• EXTRACTED ENTRIES
#####
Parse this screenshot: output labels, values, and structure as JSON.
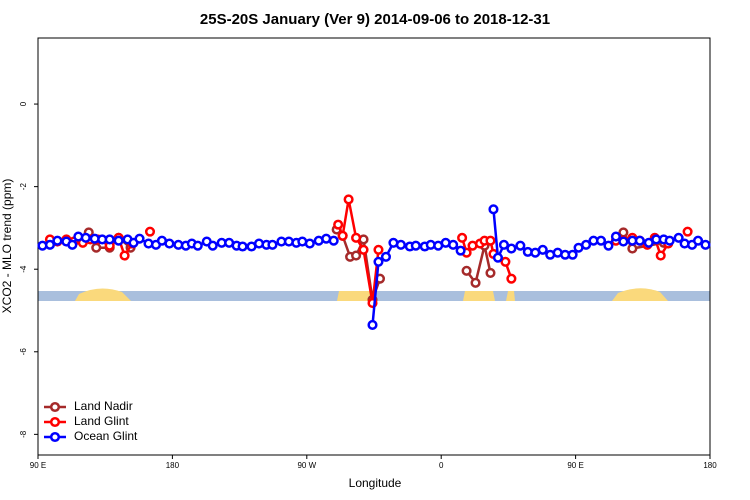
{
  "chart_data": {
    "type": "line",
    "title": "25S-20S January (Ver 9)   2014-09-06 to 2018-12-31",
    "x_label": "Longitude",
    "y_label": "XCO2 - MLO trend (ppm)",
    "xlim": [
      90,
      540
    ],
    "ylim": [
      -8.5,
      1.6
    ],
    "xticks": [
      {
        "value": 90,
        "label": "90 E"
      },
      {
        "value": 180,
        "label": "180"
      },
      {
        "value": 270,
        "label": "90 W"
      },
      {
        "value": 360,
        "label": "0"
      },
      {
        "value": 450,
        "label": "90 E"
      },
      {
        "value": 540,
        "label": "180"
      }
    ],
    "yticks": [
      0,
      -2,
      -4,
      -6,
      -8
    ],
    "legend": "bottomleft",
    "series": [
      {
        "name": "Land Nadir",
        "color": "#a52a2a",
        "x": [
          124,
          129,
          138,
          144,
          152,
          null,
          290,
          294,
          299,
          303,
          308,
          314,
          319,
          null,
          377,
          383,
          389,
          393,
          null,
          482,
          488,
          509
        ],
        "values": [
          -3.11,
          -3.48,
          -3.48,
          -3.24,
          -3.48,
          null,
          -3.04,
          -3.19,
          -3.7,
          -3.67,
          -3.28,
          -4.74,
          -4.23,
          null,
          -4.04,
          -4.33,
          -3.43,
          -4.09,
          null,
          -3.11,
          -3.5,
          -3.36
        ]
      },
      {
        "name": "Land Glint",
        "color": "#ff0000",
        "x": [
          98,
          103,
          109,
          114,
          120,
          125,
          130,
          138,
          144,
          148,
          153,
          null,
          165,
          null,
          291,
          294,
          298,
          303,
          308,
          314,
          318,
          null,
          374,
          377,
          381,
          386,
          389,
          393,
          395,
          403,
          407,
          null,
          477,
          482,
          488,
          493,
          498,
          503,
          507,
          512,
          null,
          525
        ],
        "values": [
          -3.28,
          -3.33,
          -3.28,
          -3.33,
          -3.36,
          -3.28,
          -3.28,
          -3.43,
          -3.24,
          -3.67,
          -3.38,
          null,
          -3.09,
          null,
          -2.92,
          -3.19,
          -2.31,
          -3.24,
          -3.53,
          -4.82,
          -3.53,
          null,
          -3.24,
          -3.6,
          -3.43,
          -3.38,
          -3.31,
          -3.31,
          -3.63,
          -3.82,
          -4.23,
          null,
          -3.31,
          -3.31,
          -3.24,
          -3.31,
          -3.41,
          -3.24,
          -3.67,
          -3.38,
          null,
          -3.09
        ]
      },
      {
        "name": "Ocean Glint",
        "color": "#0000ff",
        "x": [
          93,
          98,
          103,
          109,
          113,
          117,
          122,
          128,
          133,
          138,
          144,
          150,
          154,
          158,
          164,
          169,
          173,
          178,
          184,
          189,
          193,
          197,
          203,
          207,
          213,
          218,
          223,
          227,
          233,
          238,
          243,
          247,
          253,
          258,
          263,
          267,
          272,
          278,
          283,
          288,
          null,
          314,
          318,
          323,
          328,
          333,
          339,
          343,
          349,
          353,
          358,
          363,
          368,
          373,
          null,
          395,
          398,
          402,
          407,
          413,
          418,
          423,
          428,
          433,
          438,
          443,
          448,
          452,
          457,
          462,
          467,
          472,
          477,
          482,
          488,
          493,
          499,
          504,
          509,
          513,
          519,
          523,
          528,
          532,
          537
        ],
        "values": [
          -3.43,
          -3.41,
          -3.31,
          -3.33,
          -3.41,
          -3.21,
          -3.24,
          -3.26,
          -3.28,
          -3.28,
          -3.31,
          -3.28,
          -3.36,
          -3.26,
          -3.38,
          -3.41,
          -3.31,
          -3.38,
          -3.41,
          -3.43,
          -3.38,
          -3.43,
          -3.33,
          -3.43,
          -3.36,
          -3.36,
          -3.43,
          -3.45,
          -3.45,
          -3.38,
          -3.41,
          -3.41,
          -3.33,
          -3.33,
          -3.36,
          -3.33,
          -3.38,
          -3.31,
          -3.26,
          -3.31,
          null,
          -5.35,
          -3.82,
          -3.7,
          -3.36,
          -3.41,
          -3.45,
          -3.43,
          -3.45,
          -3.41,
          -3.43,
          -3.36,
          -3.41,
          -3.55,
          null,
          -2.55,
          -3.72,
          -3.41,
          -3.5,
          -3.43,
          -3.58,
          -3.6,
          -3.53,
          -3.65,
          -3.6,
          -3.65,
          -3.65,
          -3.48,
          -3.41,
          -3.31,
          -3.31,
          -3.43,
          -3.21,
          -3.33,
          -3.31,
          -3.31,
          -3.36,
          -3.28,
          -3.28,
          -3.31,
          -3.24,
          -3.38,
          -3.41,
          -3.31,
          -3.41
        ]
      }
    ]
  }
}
#####
• EXERCISE TASK
Identify lines with the string "name". Copy each one.

• COMPLETE RESPONSE
        "name": "Land Nadir",
        "name": "Land Glint",
        "name": "Ocean Glint",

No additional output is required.